Collected data
• • • • • • •

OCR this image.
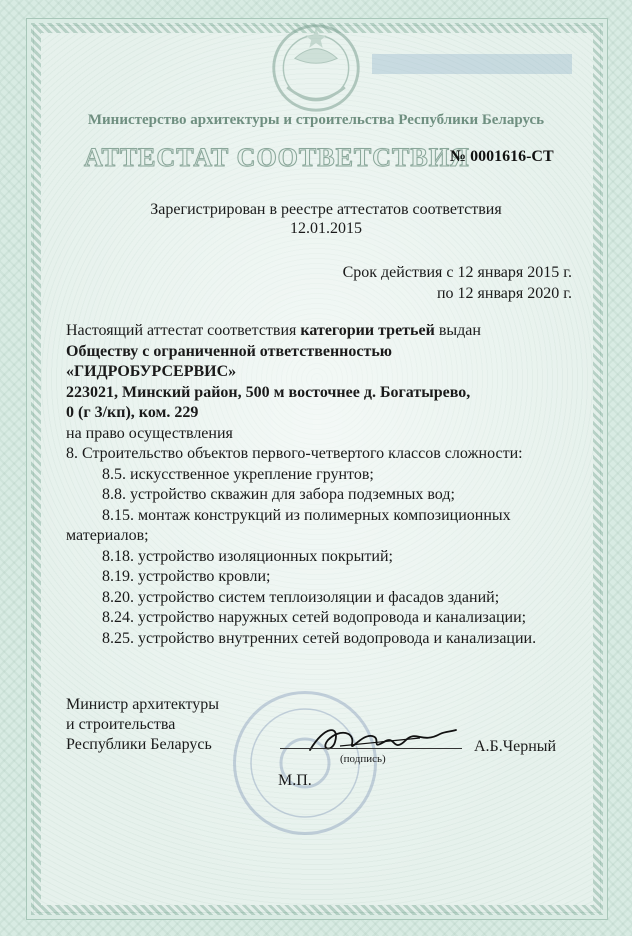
Министерство архитектуры и строительства Республики Беларусь
АТТЕСТАТ СООТВЕТСТВИЯ
№ 0001616-СТ
Зарегистрирован в реестре аттестатов соответствия
12.01.2015
Срок действия с 12 января 2015 г.
по 12 января 2020 г.
Настоящий аттестат соответствия категории третьей выдан
Обществу с ограниченной ответственностью
«ГИДРОБУРСЕРВИС»
223021, Минский район, 500 м восточнее д. Богатырево,
0 (г 3/кп), ком. 229
на право осуществления
8. Строительство объектов первого-четвертого классов сложности:
8.5. искусственное укрепление грунтов;
8.8. устройство скважин для забора подземных вод;
8.15. монтаж конструкций из полимерных композиционных
материалов;
8.18. устройство изоляционных покрытий;
8.19. устройство кровли;
8.20. устройство систем теплоизоляции и фасадов зданий;
8.24. устройство наружных сетей водопровода и канализации;
8.25. устройство внутренних сетей водопровода и канализации.
Министр архитектуры
и строительства
Республики Беларусь
(подпись)
А.Б.Черный
М.П.
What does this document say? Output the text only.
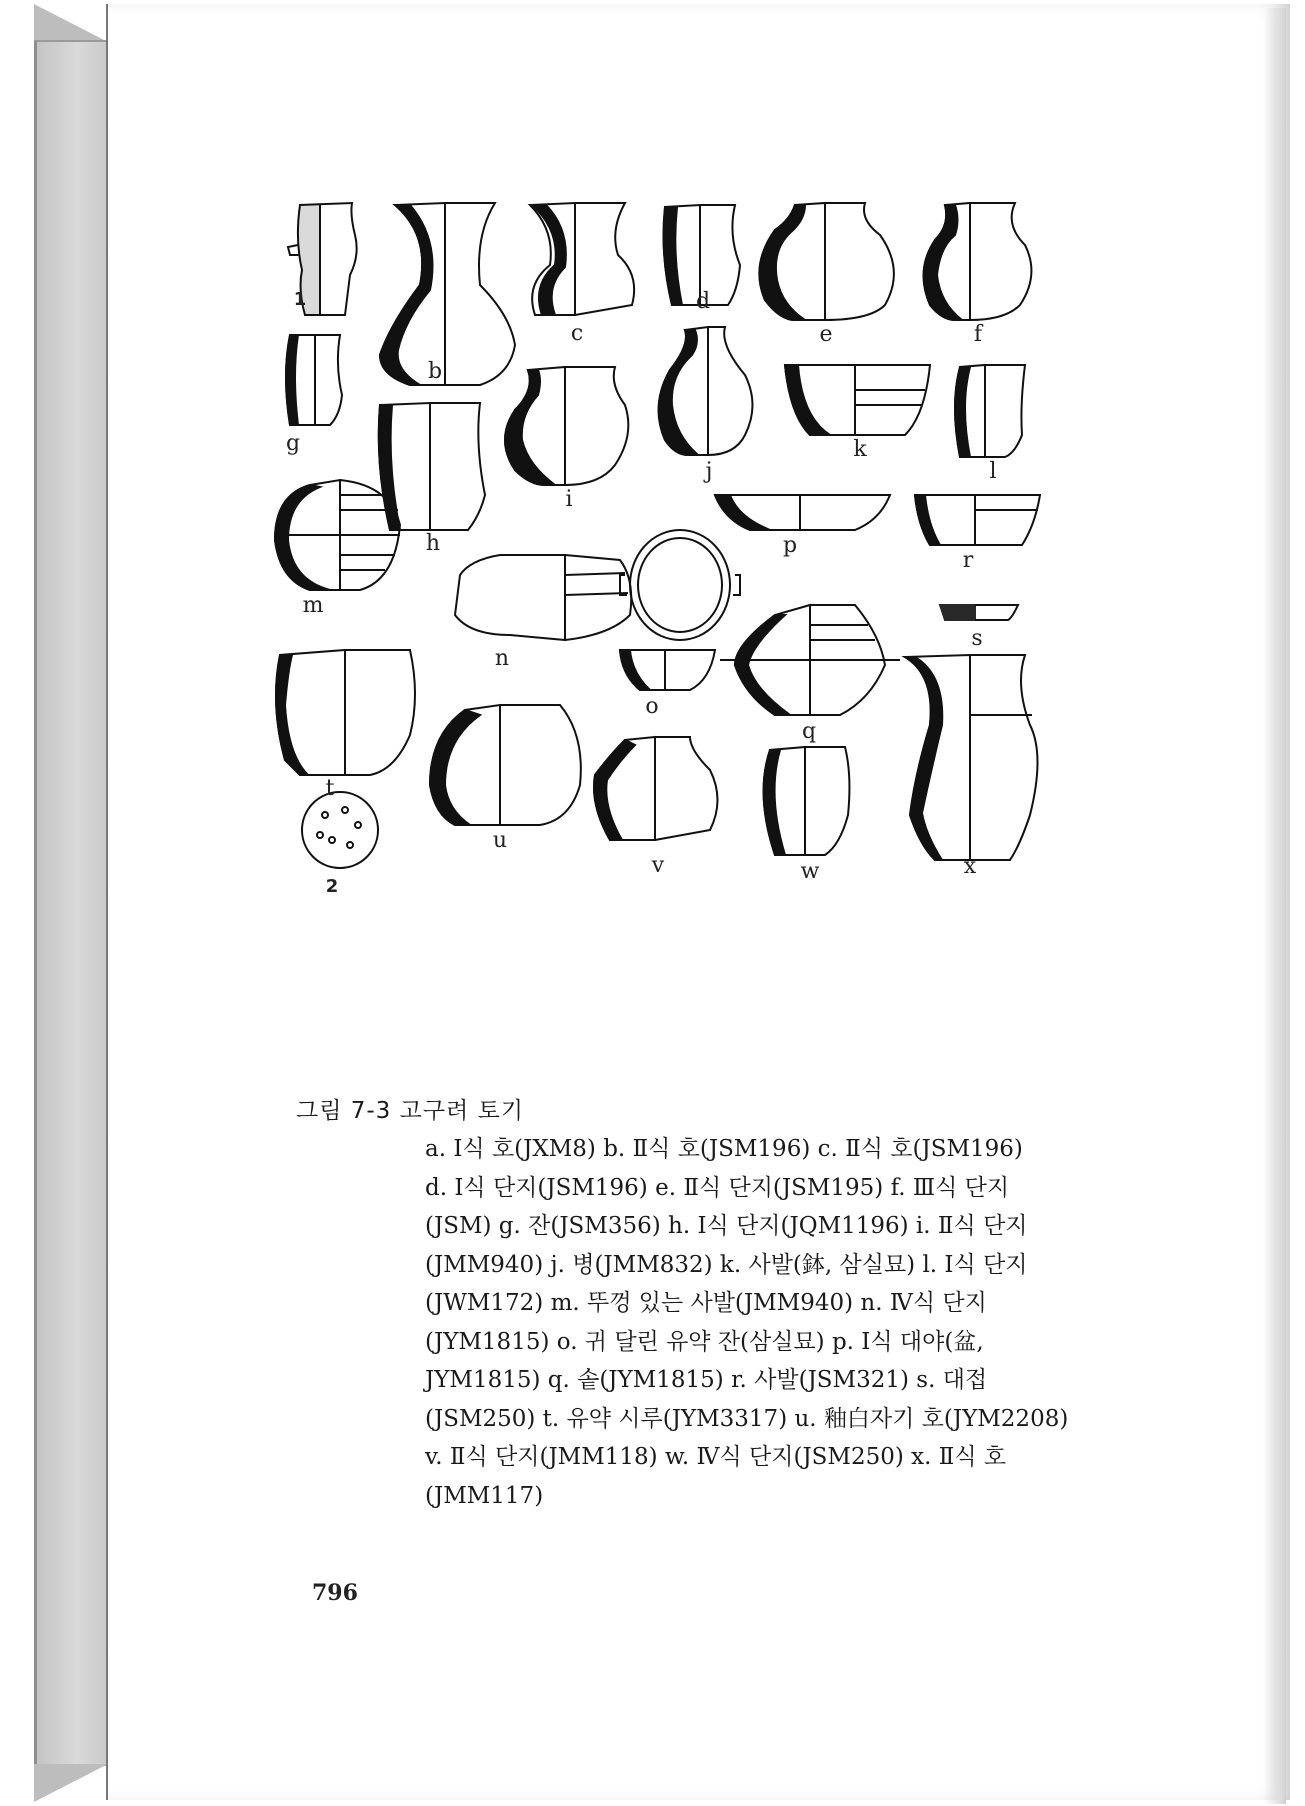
1
b
c
d
e	f
g
h
i
j
k
l
m
n
o
p
q
r
s
t
u
v	w	x
2
그림 7-3 고구려 토기
a. Ⅰ식 호(JXM8) b. Ⅱ식 호(JSM196) c. Ⅱ식 호(JSM196)
d. Ⅰ식 단지(JSM196) e. Ⅱ식 단지(JSM195) f. Ⅲ식 단지
(JSM) g. 잔(JSM356) h. Ⅰ식 단지(JQM1196) i. Ⅱ식 단지
(JMM940) j. 병(JMM832) k. 사발(鉢, 삼실묘) l. Ⅰ식 단지
(JWM172) m. 뚜껑 있는 사발(JMM940) n. Ⅳ식 단지
(JYM1815) o. 귀 달린 유약 잔(삼실묘) p. Ⅰ식 대야(盆,
JYM1815) q. 솥(JYM1815) r. 사발(JSM321) s. 대접
(JSM250) t. 유약 시루(JYM3317) u. 釉白자기 호(JYM2208)
v. Ⅱ식 단지(JMM118) w. Ⅳ식 단지(JSM250) x. Ⅱ식 호
(JMM117)
796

• • • • • • •

Work to complete:
Your task is an exact transcription of all the data, minus the pictures.

Exercise output:
OCR this image.
Министерство архитектуры и строительства Республики Беларусь
АТТЕСТАТ СООТВЕТСТВИЯ
№ 0001616-СТ
Зарегистрирован в реестре аттестатов соответствия
12.01.2015
Срок действия с 12 января 2015 г.
по 12 января 2020 г.
Настоящий аттестат соответствия категории третьей выдан
Обществу с ограниченной ответственностью
«ГИДРОБУРСЕРВИС»
223021, Минский район, 500 м восточнее д. Богатырево,
0 (г 3/кп), ком. 229
на право осуществления
8. Строительство объектов первого-четвертого классов сложности:
8.5. искусственное укрепление грунтов;
8.8. устройство скважин для забора подземных вод;
8.15. монтаж конструкций из полимерных композиционных
материалов;
8.18. устройство изоляционных покрытий;
8.19. устройство кровли;
8.20. устройство систем теплоизоляции и фасадов зданий;
8.24. устройство наружных сетей водопровода и канализации;
8.25. устройство внутренних сетей водопровода и канализации.
Министр архитектуры
и строительства
Республики Беларусь
(подпись)
А.Б.Черный
М.П.
What does this document say? Output the text only.
1
b
c
d
e	f
g
h
i
j
k
l
m
n
o
p
q
r
s
t
u
v	w	x
2
그림 7-3 고구려 토기
a. Ⅰ식 호(JXM8) b. Ⅱ식 호(JSM196) c. Ⅱ식 호(JSM196)
d. Ⅰ식 단지(JSM196) e. Ⅱ식 단지(JSM195) f. Ⅲ식 단지
(JSM) g. 잔(JSM356) h. Ⅰ식 단지(JQM1196) i. Ⅱ식 단지
(JMM940) j. 병(JMM832) k. 사발(鉢, 삼실묘) l. Ⅰ식 단지
(JWM172) m. 뚜껑 있는 사발(JMM940) n. Ⅳ식 단지
(JYM1815) o. 귀 달린 유약 잔(삼실묘) p. Ⅰ식 대야(盆,
JYM1815) q. 솥(JYM1815) r. 사발(JSM321) s. 대접
(JSM250) t. 유약 시루(JYM3317) u. 釉白자기 호(JYM2208)
v. Ⅱ식 단지(JMM118) w. Ⅳ식 단지(JSM250) x. Ⅱ식 호
(JMM117)
796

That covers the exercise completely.